(Stored records)
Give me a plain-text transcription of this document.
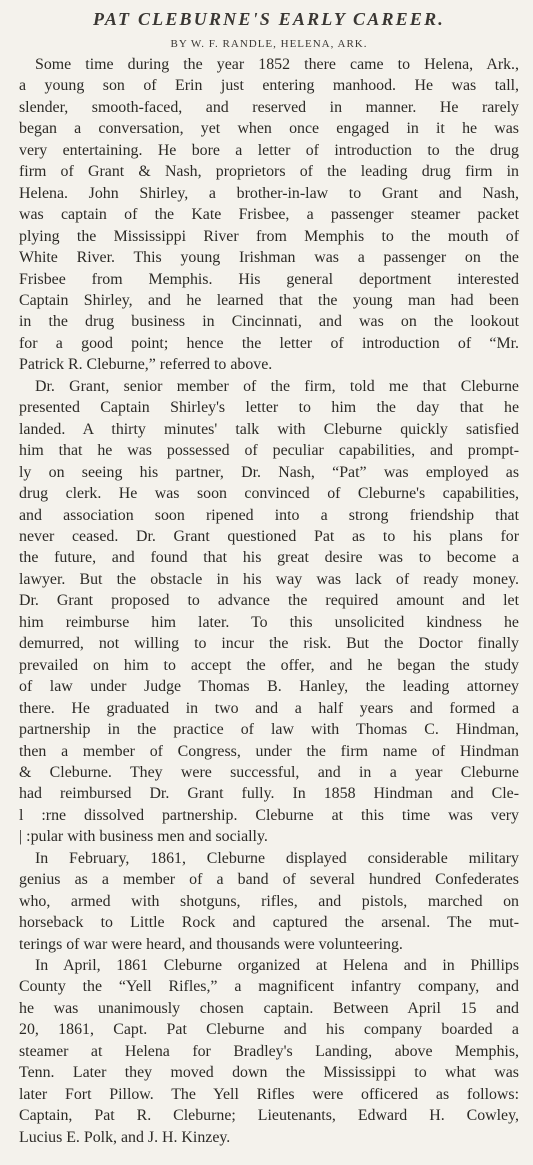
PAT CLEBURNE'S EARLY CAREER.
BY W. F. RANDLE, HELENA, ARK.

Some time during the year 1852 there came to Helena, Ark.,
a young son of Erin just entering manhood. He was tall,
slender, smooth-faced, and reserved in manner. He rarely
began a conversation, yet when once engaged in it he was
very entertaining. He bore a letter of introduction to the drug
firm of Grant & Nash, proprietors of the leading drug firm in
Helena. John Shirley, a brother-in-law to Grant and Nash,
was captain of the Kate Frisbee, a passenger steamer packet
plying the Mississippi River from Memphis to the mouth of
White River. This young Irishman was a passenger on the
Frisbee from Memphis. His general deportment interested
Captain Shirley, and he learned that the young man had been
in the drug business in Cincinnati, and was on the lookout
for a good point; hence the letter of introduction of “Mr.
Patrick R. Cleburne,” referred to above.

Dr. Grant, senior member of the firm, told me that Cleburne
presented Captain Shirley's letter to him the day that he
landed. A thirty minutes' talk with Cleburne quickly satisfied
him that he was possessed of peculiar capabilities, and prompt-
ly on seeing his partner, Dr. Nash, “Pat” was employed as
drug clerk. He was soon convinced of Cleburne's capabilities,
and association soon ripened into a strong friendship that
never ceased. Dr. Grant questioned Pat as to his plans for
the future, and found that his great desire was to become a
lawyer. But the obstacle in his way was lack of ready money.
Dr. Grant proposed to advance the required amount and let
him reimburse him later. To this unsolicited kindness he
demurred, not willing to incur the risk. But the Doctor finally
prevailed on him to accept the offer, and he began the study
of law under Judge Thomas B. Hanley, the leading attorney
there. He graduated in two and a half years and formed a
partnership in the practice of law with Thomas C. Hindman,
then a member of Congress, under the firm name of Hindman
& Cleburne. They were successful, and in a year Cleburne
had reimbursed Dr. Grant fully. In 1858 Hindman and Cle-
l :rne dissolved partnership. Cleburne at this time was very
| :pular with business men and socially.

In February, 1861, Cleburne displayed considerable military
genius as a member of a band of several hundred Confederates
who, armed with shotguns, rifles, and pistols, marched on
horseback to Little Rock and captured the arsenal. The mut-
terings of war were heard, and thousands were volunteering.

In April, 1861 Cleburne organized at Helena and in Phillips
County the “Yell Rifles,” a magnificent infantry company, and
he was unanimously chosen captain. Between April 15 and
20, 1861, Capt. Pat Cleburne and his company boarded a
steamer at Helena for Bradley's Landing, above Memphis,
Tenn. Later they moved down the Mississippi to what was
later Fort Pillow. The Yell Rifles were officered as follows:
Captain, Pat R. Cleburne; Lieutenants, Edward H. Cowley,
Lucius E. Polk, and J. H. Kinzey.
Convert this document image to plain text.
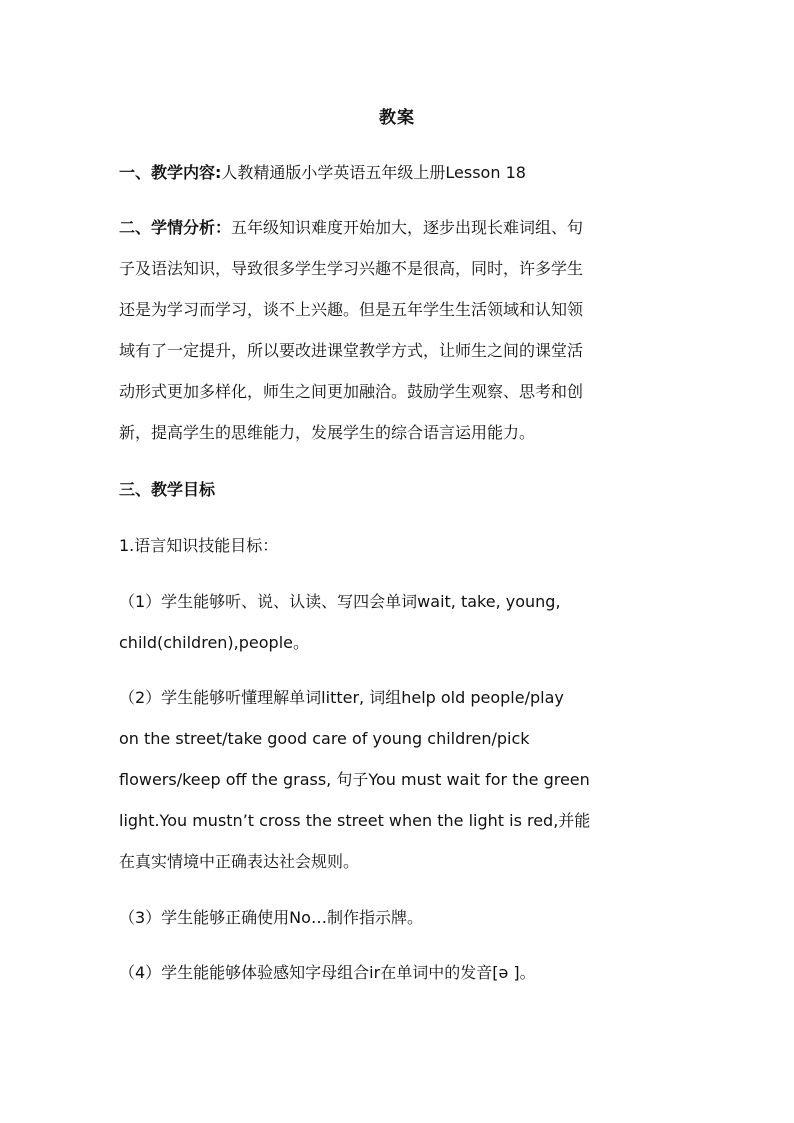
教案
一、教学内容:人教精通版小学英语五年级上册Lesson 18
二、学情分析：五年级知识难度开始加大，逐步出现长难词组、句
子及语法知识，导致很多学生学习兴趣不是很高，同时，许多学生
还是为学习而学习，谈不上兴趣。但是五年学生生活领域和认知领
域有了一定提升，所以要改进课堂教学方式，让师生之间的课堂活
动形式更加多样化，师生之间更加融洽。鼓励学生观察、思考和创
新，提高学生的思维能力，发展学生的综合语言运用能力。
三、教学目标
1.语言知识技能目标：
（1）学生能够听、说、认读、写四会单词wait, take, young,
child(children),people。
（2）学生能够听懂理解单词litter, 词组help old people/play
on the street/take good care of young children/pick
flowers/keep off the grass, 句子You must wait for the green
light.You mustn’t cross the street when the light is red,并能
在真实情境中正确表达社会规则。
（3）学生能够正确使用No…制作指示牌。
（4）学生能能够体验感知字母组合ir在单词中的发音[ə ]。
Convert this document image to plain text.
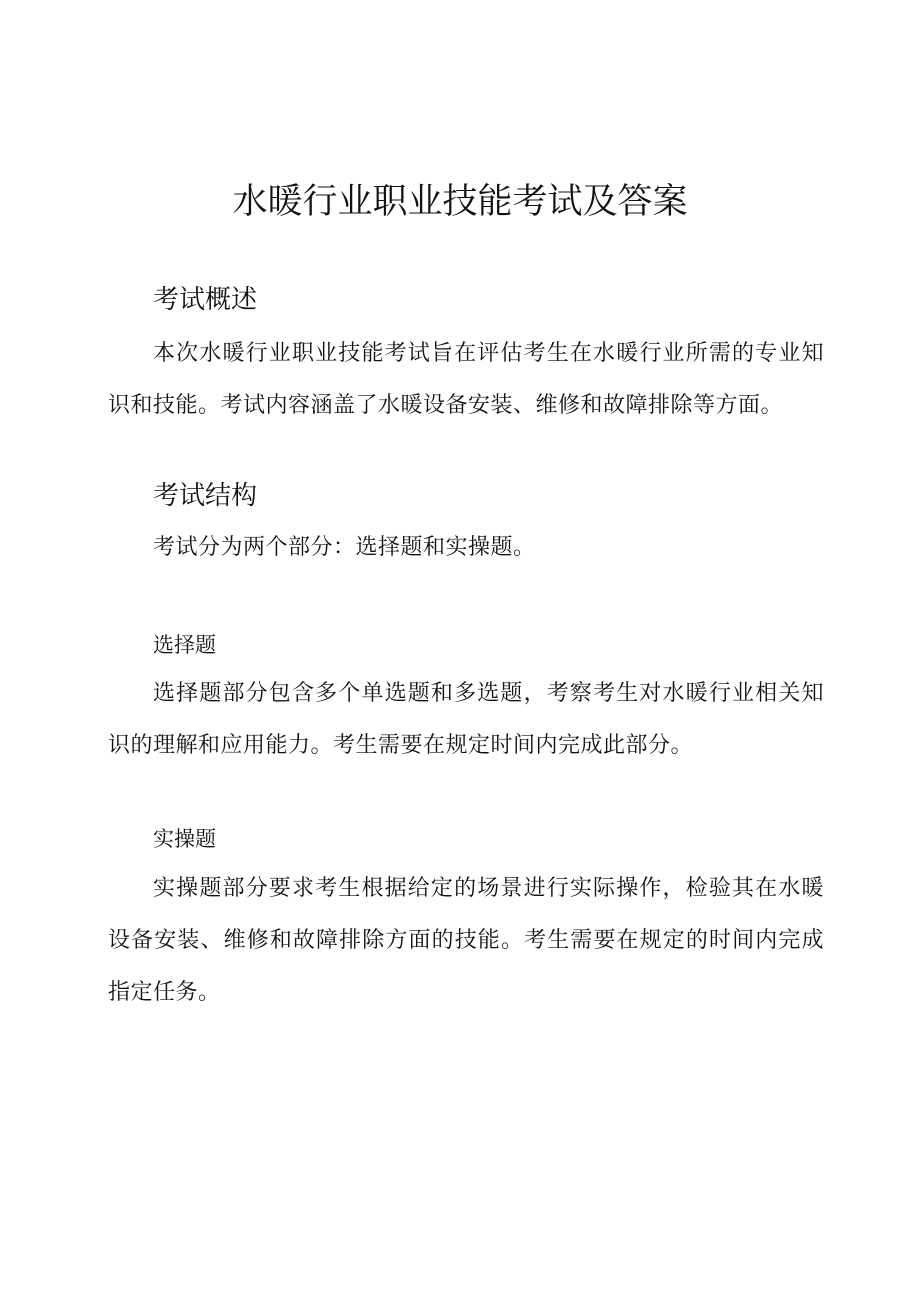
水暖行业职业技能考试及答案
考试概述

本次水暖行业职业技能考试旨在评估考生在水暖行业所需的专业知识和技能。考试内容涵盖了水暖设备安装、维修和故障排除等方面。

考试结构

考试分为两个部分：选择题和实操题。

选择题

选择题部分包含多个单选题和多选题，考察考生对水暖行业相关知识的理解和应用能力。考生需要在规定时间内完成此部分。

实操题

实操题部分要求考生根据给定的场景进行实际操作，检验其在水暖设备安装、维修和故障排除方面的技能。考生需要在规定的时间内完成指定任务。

_Written task:_ Pick out every line above that holds the word "children" and copy it.

_Finished answer:_
child(children),people。
on the street/take good care of young children/pick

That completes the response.